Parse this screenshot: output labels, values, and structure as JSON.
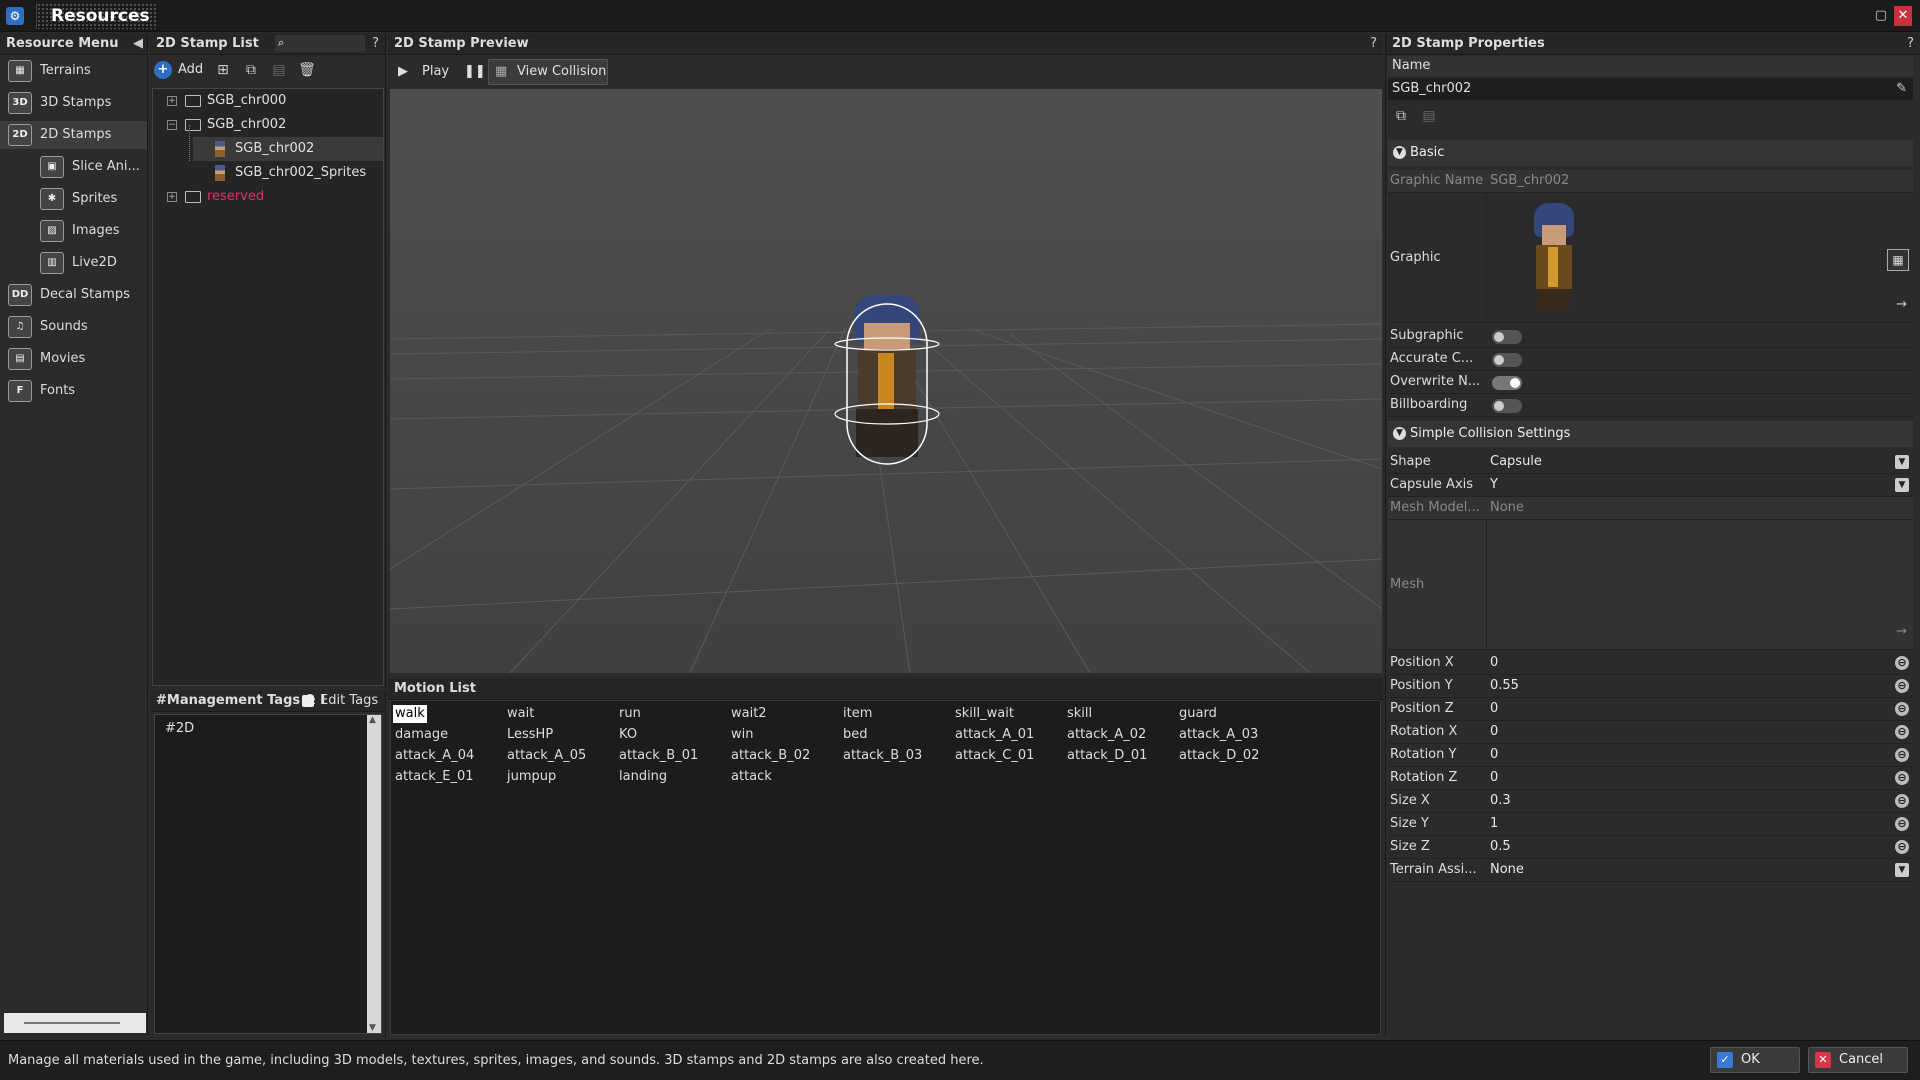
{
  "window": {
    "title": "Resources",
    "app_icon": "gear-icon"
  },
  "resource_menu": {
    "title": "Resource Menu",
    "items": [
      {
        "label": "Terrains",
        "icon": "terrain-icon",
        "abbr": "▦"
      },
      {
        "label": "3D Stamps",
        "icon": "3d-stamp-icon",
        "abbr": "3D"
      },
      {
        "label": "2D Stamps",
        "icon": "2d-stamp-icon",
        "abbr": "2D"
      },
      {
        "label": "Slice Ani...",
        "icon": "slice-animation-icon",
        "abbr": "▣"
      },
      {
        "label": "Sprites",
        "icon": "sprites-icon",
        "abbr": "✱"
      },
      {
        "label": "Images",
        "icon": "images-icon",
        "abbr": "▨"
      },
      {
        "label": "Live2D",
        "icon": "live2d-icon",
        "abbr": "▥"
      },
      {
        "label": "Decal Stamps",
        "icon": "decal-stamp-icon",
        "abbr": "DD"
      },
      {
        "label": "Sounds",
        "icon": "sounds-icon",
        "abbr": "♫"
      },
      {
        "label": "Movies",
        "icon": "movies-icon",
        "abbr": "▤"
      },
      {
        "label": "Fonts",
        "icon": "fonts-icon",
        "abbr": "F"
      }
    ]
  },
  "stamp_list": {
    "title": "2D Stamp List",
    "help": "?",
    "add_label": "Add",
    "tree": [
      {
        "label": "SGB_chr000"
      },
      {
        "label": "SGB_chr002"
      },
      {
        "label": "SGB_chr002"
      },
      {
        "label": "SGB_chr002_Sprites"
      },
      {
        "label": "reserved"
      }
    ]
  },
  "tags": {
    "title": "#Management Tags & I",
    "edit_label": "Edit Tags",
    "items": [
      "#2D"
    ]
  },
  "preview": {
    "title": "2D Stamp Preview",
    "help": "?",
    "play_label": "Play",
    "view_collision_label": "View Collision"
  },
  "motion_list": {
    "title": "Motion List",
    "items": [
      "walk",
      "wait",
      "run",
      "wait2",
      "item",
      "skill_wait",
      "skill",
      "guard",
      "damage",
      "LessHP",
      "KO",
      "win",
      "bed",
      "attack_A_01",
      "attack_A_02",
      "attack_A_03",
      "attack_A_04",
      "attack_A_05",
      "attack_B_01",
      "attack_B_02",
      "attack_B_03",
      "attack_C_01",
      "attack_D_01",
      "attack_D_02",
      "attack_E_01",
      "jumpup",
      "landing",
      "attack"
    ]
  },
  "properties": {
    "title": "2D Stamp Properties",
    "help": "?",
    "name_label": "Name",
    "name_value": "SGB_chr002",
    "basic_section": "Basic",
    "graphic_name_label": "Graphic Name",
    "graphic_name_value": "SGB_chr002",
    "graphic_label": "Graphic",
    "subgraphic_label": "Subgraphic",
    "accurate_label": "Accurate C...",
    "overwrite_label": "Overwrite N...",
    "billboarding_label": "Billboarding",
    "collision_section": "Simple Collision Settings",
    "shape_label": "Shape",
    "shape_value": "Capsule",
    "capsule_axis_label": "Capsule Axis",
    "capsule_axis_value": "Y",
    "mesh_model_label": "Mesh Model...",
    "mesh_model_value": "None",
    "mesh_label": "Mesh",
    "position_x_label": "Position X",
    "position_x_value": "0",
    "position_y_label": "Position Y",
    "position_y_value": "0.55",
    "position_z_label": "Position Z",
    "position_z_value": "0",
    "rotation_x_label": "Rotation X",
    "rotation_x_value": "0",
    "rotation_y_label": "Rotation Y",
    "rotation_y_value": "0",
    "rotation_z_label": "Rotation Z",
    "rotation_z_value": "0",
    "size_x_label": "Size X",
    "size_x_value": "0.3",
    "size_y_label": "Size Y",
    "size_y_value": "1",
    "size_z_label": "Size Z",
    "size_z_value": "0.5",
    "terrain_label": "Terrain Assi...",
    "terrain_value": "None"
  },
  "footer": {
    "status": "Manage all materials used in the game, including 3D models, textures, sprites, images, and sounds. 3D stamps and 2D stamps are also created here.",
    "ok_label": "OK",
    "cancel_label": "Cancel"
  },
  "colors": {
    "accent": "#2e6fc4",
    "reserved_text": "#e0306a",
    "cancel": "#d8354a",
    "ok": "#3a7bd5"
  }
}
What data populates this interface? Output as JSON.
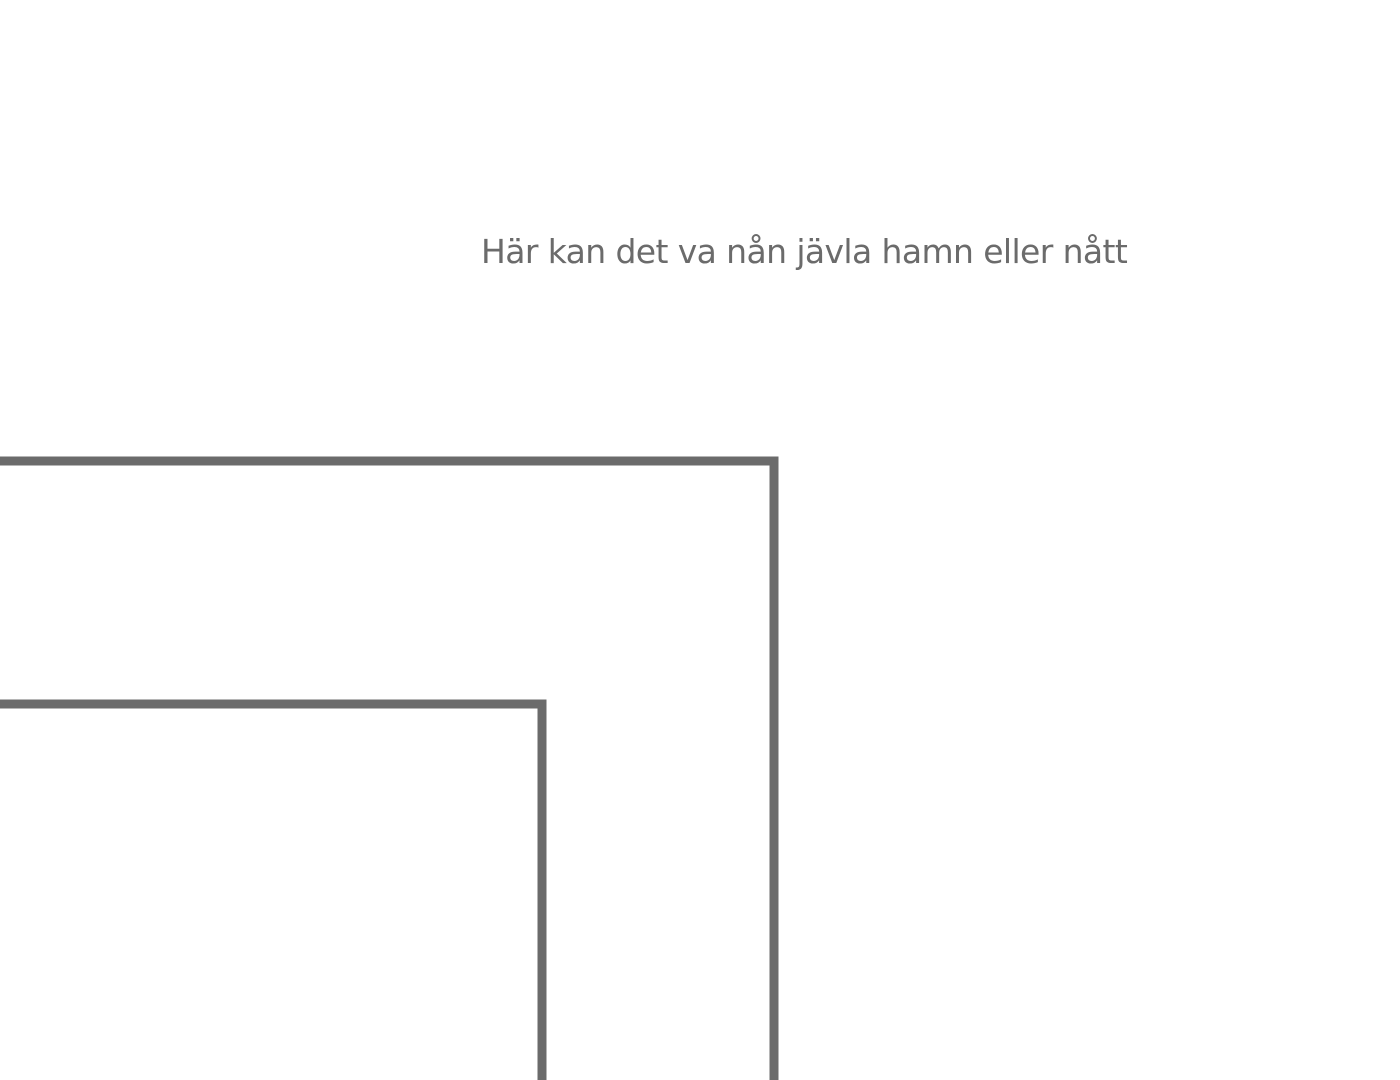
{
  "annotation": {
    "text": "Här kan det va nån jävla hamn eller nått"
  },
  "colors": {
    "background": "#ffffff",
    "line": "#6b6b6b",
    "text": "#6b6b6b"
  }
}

= = =

▶ _TASK TO COMPLETE_
Copy the whole of the material above exactly, but not its images.

▶ _CORRECT RESPONSE_
Parse this screenshot: output labels, values, and structure as JSON.
{
  "window": {
    "title": "Resources",
    "app_icon": "gear-icon"
  },
  "resource_menu": {
    "title": "Resource Menu",
    "items": [
      {
        "label": "Terrains",
        "icon": "terrain-icon",
        "abbr": "▦"
      },
      {
        "label": "3D Stamps",
        "icon": "3d-stamp-icon",
        "abbr": "3D"
      },
      {
        "label": "2D Stamps",
        "icon": "2d-stamp-icon",
        "abbr": "2D"
      },
      {
        "label": "Slice Ani...",
        "icon": "slice-animation-icon",
        "abbr": "▣"
      },
      {
        "label": "Sprites",
        "icon": "sprites-icon",
        "abbr": "✱"
      },
      {
        "label": "Images",
        "icon": "images-icon",
        "abbr": "▨"
      },
      {
        "label": "Live2D",
        "icon": "live2d-icon",
        "abbr": "▥"
      },
      {
        "label": "Decal Stamps",
        "icon": "decal-stamp-icon",
        "abbr": "DD"
      },
      {
        "label": "Sounds",
        "icon": "sounds-icon",
        "abbr": "♫"
      },
      {
        "label": "Movies",
        "icon": "movies-icon",
        "abbr": "▤"
      },
      {
        "label": "Fonts",
        "icon": "fonts-icon",
        "abbr": "F"
      }
    ]
  },
  "stamp_list": {
    "title": "2D Stamp List",
    "help": "?",
    "add_label": "Add",
    "tree": [
      {
        "label": "SGB_chr000"
      },
      {
        "label": "SGB_chr002"
      },
      {
        "label": "SGB_chr002"
      },
      {
        "label": "SGB_chr002_Sprites"
      },
      {
        "label": "reserved"
      }
    ]
  },
  "tags": {
    "title": "#Management Tags & I",
    "edit_label": "Edit Tags",
    "items": [
      "#2D"
    ]
  },
  "preview": {
    "title": "2D Stamp Preview",
    "help": "?",
    "play_label": "Play",
    "view_collision_label": "View Collision"
  },
  "motion_list": {
    "title": "Motion List",
    "items": [
      "walk",
      "wait",
      "run",
      "wait2",
      "item",
      "skill_wait",
      "skill",
      "guard",
      "damage",
      "LessHP",
      "KO",
      "win",
      "bed",
      "attack_A_01",
      "attack_A_02",
      "attack_A_03",
      "attack_A_04",
      "attack_A_05",
      "attack_B_01",
      "attack_B_02",
      "attack_B_03",
      "attack_C_01",
      "attack_D_01",
      "attack_D_02",
      "attack_E_01",
      "jumpup",
      "landing",
      "attack"
    ]
  },
  "properties": {
    "title": "2D Stamp Properties",
    "help": "?",
    "name_label": "Name",
    "name_value": "SGB_chr002",
    "basic_section": "Basic",
    "graphic_name_label": "Graphic Name",
    "graphic_name_value": "SGB_chr002",
    "graphic_label": "Graphic",
    "subgraphic_label": "Subgraphic",
    "accurate_label": "Accurate C...",
    "overwrite_label": "Overwrite N...",
    "billboarding_label": "Billboarding",
    "collision_section": "Simple Collision Settings",
    "shape_label": "Shape",
    "shape_value": "Capsule",
    "capsule_axis_label": "Capsule Axis",
    "capsule_axis_value": "Y",
    "mesh_model_label": "Mesh Model...",
    "mesh_model_value": "None",
    "mesh_label": "Mesh",
    "position_x_label": "Position X",
    "position_x_value": "0",
    "position_y_label": "Position Y",
    "position_y_value": "0.55",
    "position_z_label": "Position Z",
    "position_z_value": "0",
    "rotation_x_label": "Rotation X",
    "rotation_x_value": "0",
    "rotation_y_label": "Rotation Y",
    "rotation_y_value": "0",
    "rotation_z_label": "Rotation Z",
    "rotation_z_value": "0",
    "size_x_label": "Size X",
    "size_x_value": "0.3",
    "size_y_label": "Size Y",
    "size_y_value": "1",
    "size_z_label": "Size Z",
    "size_z_value": "0.5",
    "terrain_label": "Terrain Assi...",
    "terrain_value": "None"
  },
  "footer": {
    "status": "Manage all materials used in the game, including 3D models, textures, sprites, images, and sounds. 3D stamps and 2D stamps are also created here.",
    "ok_label": "OK",
    "cancel_label": "Cancel"
  },
  "colors": {
    "accent": "#2e6fc4",
    "reserved_text": "#e0306a",
    "cancel": "#d8354a",
    "ok": "#3a7bd5"
  }
}
What data populates this interface? Output as JSON.
{
  "annotation": {
    "text": "Här kan det va nån jävla hamn eller nått"
  },
  "colors": {
    "background": "#ffffff",
    "line": "#6b6b6b",
    "text": "#6b6b6b"
  }
}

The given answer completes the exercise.